>> BEGIN

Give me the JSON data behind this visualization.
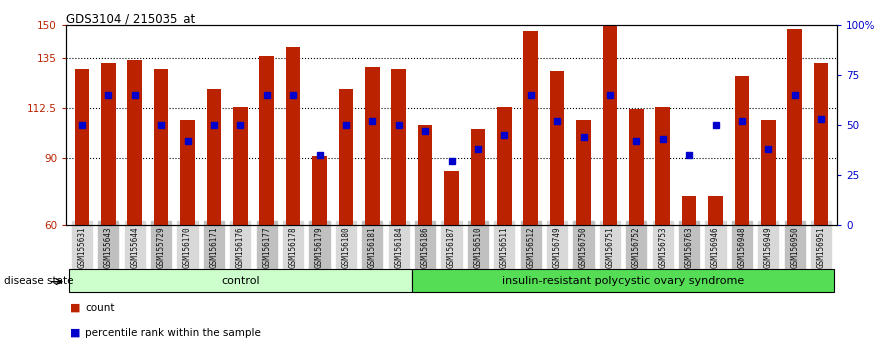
{
  "title": "GDS3104 / 215035_at",
  "samples": [
    "GSM155631",
    "GSM155643",
    "GSM155644",
    "GSM155729",
    "GSM156170",
    "GSM156171",
    "GSM156176",
    "GSM156177",
    "GSM156178",
    "GSM156179",
    "GSM156180",
    "GSM156181",
    "GSM156184",
    "GSM156186",
    "GSM156187",
    "GSM156510",
    "GSM156511",
    "GSM156512",
    "GSM156749",
    "GSM156750",
    "GSM156751",
    "GSM156752",
    "GSM156753",
    "GSM156763",
    "GSM156946",
    "GSM156948",
    "GSM156949",
    "GSM156950",
    "GSM156951"
  ],
  "bar_values": [
    130,
    133,
    134,
    130,
    107,
    121,
    113,
    136,
    140,
    91,
    121,
    131,
    130,
    105,
    84,
    103,
    113,
    147,
    129,
    107,
    150,
    112,
    113,
    73,
    73,
    127,
    107,
    148,
    133
  ],
  "percentile_values": [
    50,
    65,
    65,
    50,
    42,
    50,
    50,
    65,
    65,
    35,
    50,
    52,
    50,
    47,
    32,
    38,
    45,
    65,
    52,
    44,
    65,
    42,
    43,
    35,
    50,
    52,
    38,
    65,
    53
  ],
  "group_labels": [
    "control",
    "insulin-resistant polycystic ovary syndrome"
  ],
  "group_sizes": [
    13,
    16
  ],
  "ylim_left": [
    60,
    150
  ],
  "ylim_right": [
    0,
    100
  ],
  "yticks_left": [
    60,
    90,
    112.5,
    135,
    150
  ],
  "ytick_labels_left": [
    "60",
    "90",
    "112.5",
    "135",
    "150"
  ],
  "yticks_right": [
    0,
    25,
    50,
    75,
    100
  ],
  "ytick_labels_right": [
    "0",
    "25",
    "50",
    "75",
    "100%"
  ],
  "hgrid_lines": [
    90,
    112.5,
    135
  ],
  "bar_color": "#bb2200",
  "dot_color": "#0000cc",
  "control_bg": "#ccffcc",
  "disease_bg": "#55dd55",
  "bar_width": 0.55,
  "legend_items": [
    "count",
    "percentile rank within the sample"
  ]
}
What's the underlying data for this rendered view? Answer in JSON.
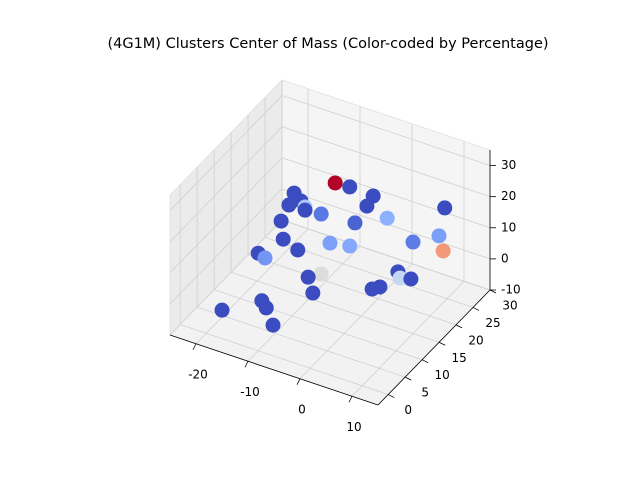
{
  "chart_data": {
    "type": "scatter3d",
    "title": "(4G1M) Clusters Center of Mass (Color-coded by Percentage)",
    "x": [
      -4.0,
      -1.2,
      3.3,
      -11.9,
      -12.9,
      -10.6,
      -9.8,
      -9.8,
      -6.7,
      2.1,
      6.0,
      10.6,
      9.5,
      10.3,
      4.5,
      -14.4,
      -0.2,
      -14.0,
      -5.0,
      -1.2,
      -11.2,
      -18.8,
      -17.5,
      -6.7,
      -9.2,
      1.6,
      2.0,
      4.1,
      4.6,
      3.1,
      -8.3,
      -13.8,
      -19.3,
      -10.8,
      -9.5
    ],
    "y": [
      13.5,
      13.5,
      13.5,
      13.5,
      13.5,
      13.5,
      13.5,
      13.5,
      13.5,
      13.5,
      13.5,
      23.4,
      23.4,
      23.4,
      23.4,
      13.5,
      13.5,
      13.5,
      13.5,
      13.5,
      13.5,
      13.5,
      13.5,
      13.5,
      13.5,
      23.4,
      23.4,
      23.4,
      13.5,
      13.5,
      13.5,
      6.9,
      3.6,
      3.6,
      3.6
    ],
    "z": [
      32.2,
      32.5,
      32.1,
      24.5,
      20.1,
      22.7,
      21.2,
      20.2,
      20.7,
      28.2,
      26.5,
      21.3,
      11.7,
      7.3,
      6.9,
      14.1,
      21.5,
      8.5,
      12.3,
      13.5,
      6.6,
      1.3,
      0.5,
      1.4,
      -1.0,
      -4.3,
      -6.1,
      -5.2,
      3.6,
      2.1,
      -5.6,
      -3.8,
      -6.2,
      -0.7,
      -5.5
    ],
    "colors": [
      "#b40426",
      "#3b4cc0",
      "#3b4cc0",
      "#3b4cc0",
      "#3b4cc0",
      "#3b4cc0",
      "#aac7fd",
      "#3b4cc0",
      "#5a78e4",
      "#3b4cc0",
      "#8db0fe",
      "#3b4cc0",
      "#7b9ff9",
      "#f4987a",
      "#5d7ce6",
      "#3b4cc0",
      "#4a63d3",
      "#3b4cc0",
      "#7da0f9",
      "#85a8fc",
      "#3b4cc0",
      "#3b4cc0",
      "#7396f5",
      "#dddcdc",
      "#3b4cc0",
      "#3b4cc0",
      "#c5d6f2",
      "#3b4cc0",
      "#3b4cc0",
      "#3b4cc0",
      "#3b4cc0",
      "#3b4cc0",
      "#3b4cc0",
      "#3b4cc0",
      "#3b4cc0"
    ],
    "xlim": [
      -25,
      15
    ],
    "ylim": [
      -3,
      30
    ],
    "zlim": [
      -10,
      35
    ],
    "xticks": [
      -20,
      -10,
      0,
      10
    ],
    "yticks": [
      0,
      5,
      10,
      15,
      20,
      25,
      30
    ],
    "zticks": [
      -10,
      0,
      10,
      20,
      30
    ],
    "grid": true
  }
}
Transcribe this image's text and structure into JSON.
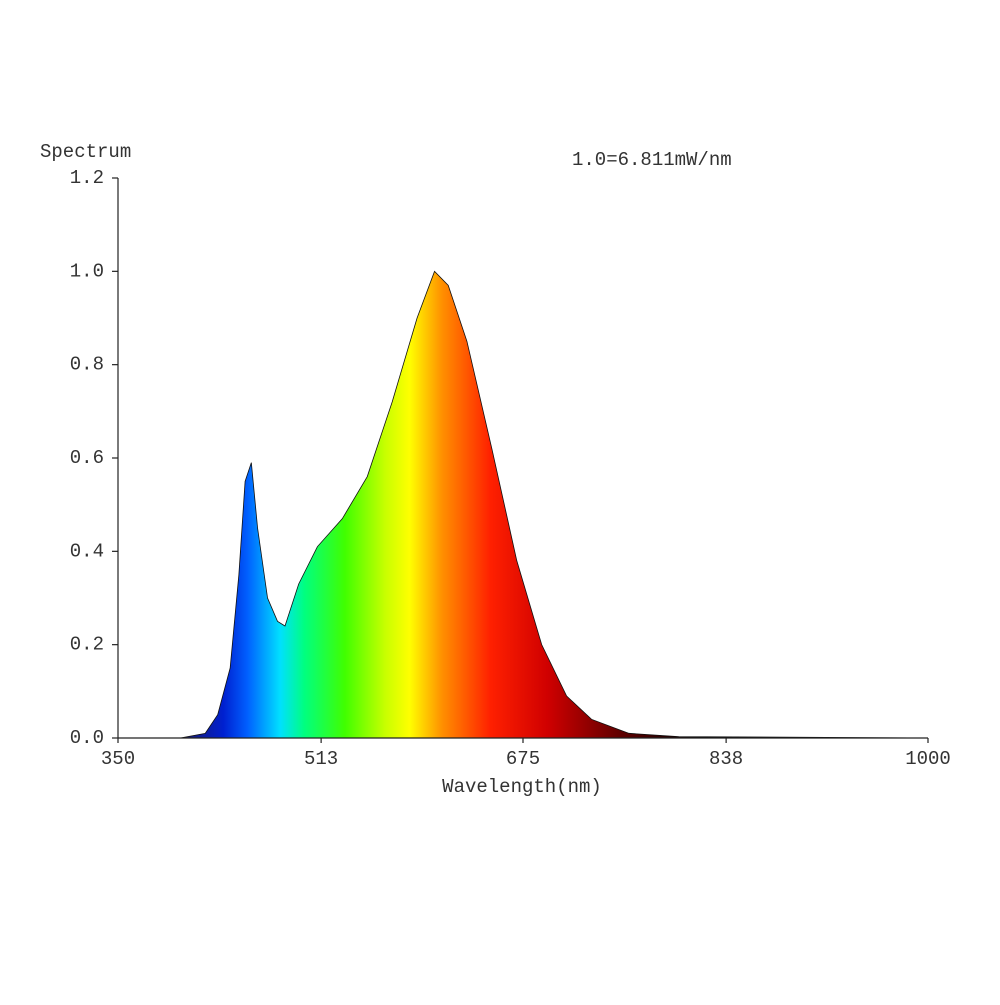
{
  "chart_data": {
    "type": "area",
    "title": "Spectrum",
    "annotation": "1.0=6.811mW/nm",
    "x_label": "Wavelength(nm)",
    "x": [
      350,
      400,
      420,
      430,
      440,
      447,
      452,
      457,
      462,
      470,
      478,
      484,
      495,
      510,
      530,
      550,
      570,
      590,
      604,
      615,
      630,
      650,
      670,
      690,
      710,
      730,
      760,
      800,
      1000
    ],
    "values": [
      0,
      0,
      0.01,
      0.05,
      0.15,
      0.35,
      0.55,
      0.59,
      0.45,
      0.3,
      0.25,
      0.24,
      0.33,
      0.41,
      0.47,
      0.56,
      0.72,
      0.9,
      1.0,
      0.97,
      0.85,
      0.62,
      0.38,
      0.2,
      0.09,
      0.04,
      0.01,
      0.003,
      0
    ],
    "xlim": [
      350,
      1000
    ],
    "xticks": [
      350,
      513,
      675,
      838,
      1000
    ],
    "ylim": [
      0,
      1.2
    ],
    "yticks": [
      {
        "value": 0,
        "label": "0.0"
      },
      0.2,
      0.4,
      0.6,
      0.8,
      {
        "value": 1,
        "label": "1.0"
      },
      1.2
    ]
  }
}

>> END

### [BRIEF]
Would you mind returning each entry above word for word, skipping the images?

### [CORRECT OUTPUT]
Give me the JSON data behind this visualization.
{
  "title": "GDS3104 / 215035_at",
  "samples": [
    "GSM155631",
    "GSM155643",
    "GSM155644",
    "GSM155729",
    "GSM156170",
    "GSM156171",
    "GSM156176",
    "GSM156177",
    "GSM156178",
    "GSM156179",
    "GSM156180",
    "GSM156181",
    "GSM156184",
    "GSM156186",
    "GSM156187",
    "GSM156510",
    "GSM156511",
    "GSM156512",
    "GSM156749",
    "GSM156750",
    "GSM156751",
    "GSM156752",
    "GSM156753",
    "GSM156763",
    "GSM156946",
    "GSM156948",
    "GSM156949",
    "GSM156950",
    "GSM156951"
  ],
  "bar_values": [
    130,
    133,
    134,
    130,
    107,
    121,
    113,
    136,
    140,
    91,
    121,
    131,
    130,
    105,
    84,
    103,
    113,
    147,
    129,
    107,
    150,
    112,
    113,
    73,
    73,
    127,
    107,
    148,
    133
  ],
  "percentile_values": [
    50,
    65,
    65,
    50,
    42,
    50,
    50,
    65,
    65,
    35,
    50,
    52,
    50,
    47,
    32,
    38,
    45,
    65,
    52,
    44,
    65,
    42,
    43,
    35,
    50,
    52,
    38,
    65,
    53
  ],
  "group_labels": [
    "control",
    "insulin-resistant polycystic ovary syndrome"
  ],
  "group_sizes": [
    13,
    16
  ],
  "ylim_left": [
    60,
    150
  ],
  "ylim_right": [
    0,
    100
  ],
  "yticks_left": [
    60,
    90,
    112.5,
    135,
    150
  ],
  "ytick_labels_left": [
    "60",
    "90",
    "112.5",
    "135",
    "150"
  ],
  "yticks_right": [
    0,
    25,
    50,
    75,
    100
  ],
  "ytick_labels_right": [
    "0",
    "25",
    "50",
    "75",
    "100%"
  ],
  "hgrid_lines": [
    90,
    112.5,
    135
  ],
  "bar_color": "#bb2200",
  "dot_color": "#0000cc",
  "control_bg": "#ccffcc",
  "disease_bg": "#55dd55",
  "bar_width": 0.55,
  "legend_items": [
    "count",
    "percentile rank within the sample"
  ]
}
What's the underlying data for this rendered view? Answer in JSON.
{
  "chart_data": {
    "type": "scatter3d",
    "title": "(4G1M) Clusters Center of Mass (Color-coded by Percentage)",
    "x": [
      -4.0,
      -1.2,
      3.3,
      -11.9,
      -12.9,
      -10.6,
      -9.8,
      -9.8,
      -6.7,
      2.1,
      6.0,
      10.6,
      9.5,
      10.3,
      4.5,
      -14.4,
      -0.2,
      -14.0,
      -5.0,
      -1.2,
      -11.2,
      -18.8,
      -17.5,
      -6.7,
      -9.2,
      1.6,
      2.0,
      4.1,
      4.6,
      3.1,
      -8.3,
      -13.8,
      -19.3,
      -10.8,
      -9.5
    ],
    "y": [
      13.5,
      13.5,
      13.5,
      13.5,
      13.5,
      13.5,
      13.5,
      13.5,
      13.5,
      13.5,
      13.5,
      23.4,
      23.4,
      23.4,
      23.4,
      13.5,
      13.5,
      13.5,
      13.5,
      13.5,
      13.5,
      13.5,
      13.5,
      13.5,
      13.5,
      23.4,
      23.4,
      23.4,
      13.5,
      13.5,
      13.5,
      6.9,
      3.6,
      3.6,
      3.6
    ],
    "z": [
      32.2,
      32.5,
      32.1,
      24.5,
      20.1,
      22.7,
      21.2,
      20.2,
      20.7,
      28.2,
      26.5,
      21.3,
      11.7,
      7.3,
      6.9,
      14.1,
      21.5,
      8.5,
      12.3,
      13.5,
      6.6,
      1.3,
      0.5,
      1.4,
      -1.0,
      -4.3,
      -6.1,
      -5.2,
      3.6,
      2.1,
      -5.6,
      -3.8,
      -6.2,
      -0.7,
      -5.5
    ],
    "colors": [
      "#b40426",
      "#3b4cc0",
      "#3b4cc0",
      "#3b4cc0",
      "#3b4cc0",
      "#3b4cc0",
      "#aac7fd",
      "#3b4cc0",
      "#5a78e4",
      "#3b4cc0",
      "#8db0fe",
      "#3b4cc0",
      "#7b9ff9",
      "#f4987a",
      "#5d7ce6",
      "#3b4cc0",
      "#4a63d3",
      "#3b4cc0",
      "#7da0f9",
      "#85a8fc",
      "#3b4cc0",
      "#3b4cc0",
      "#7396f5",
      "#dddcdc",
      "#3b4cc0",
      "#3b4cc0",
      "#c5d6f2",
      "#3b4cc0",
      "#3b4cc0",
      "#3b4cc0",
      "#3b4cc0",
      "#3b4cc0",
      "#3b4cc0",
      "#3b4cc0",
      "#3b4cc0"
    ],
    "xlim": [
      -25,
      15
    ],
    "ylim": [
      -3,
      30
    ],
    "zlim": [
      -10,
      35
    ],
    "xticks": [
      -20,
      -10,
      0,
      10
    ],
    "yticks": [
      0,
      5,
      10,
      15,
      20,
      25,
      30
    ],
    "zticks": [
      -10,
      0,
      10,
      20,
      30
    ],
    "grid": true
  }
}
Transcribe this image's text and structure into JSON.
{
  "chart_data": {
    "type": "area",
    "title": "Spectrum",
    "annotation": "1.0=6.811mW/nm",
    "x_label": "Wavelength(nm)",
    "x": [
      350,
      400,
      420,
      430,
      440,
      447,
      452,
      457,
      462,
      470,
      478,
      484,
      495,
      510,
      530,
      550,
      570,
      590,
      604,
      615,
      630,
      650,
      670,
      690,
      710,
      730,
      760,
      800,
      1000
    ],
    "values": [
      0,
      0,
      0.01,
      0.05,
      0.15,
      0.35,
      0.55,
      0.59,
      0.45,
      0.3,
      0.25,
      0.24,
      0.33,
      0.41,
      0.47,
      0.56,
      0.72,
      0.9,
      1.0,
      0.97,
      0.85,
      0.62,
      0.38,
      0.2,
      0.09,
      0.04,
      0.01,
      0.003,
      0
    ],
    "xlim": [
      350,
      1000
    ],
    "xticks": [
      350,
      513,
      675,
      838,
      1000
    ],
    "ylim": [
      0,
      1.2
    ],
    "yticks": [
      {
        "value": 0,
        "label": "0.0"
      },
      0.2,
      0.4,
      0.6,
      0.8,
      {
        "value": 1,
        "label": "1.0"
      },
      1.2
    ]
  }
}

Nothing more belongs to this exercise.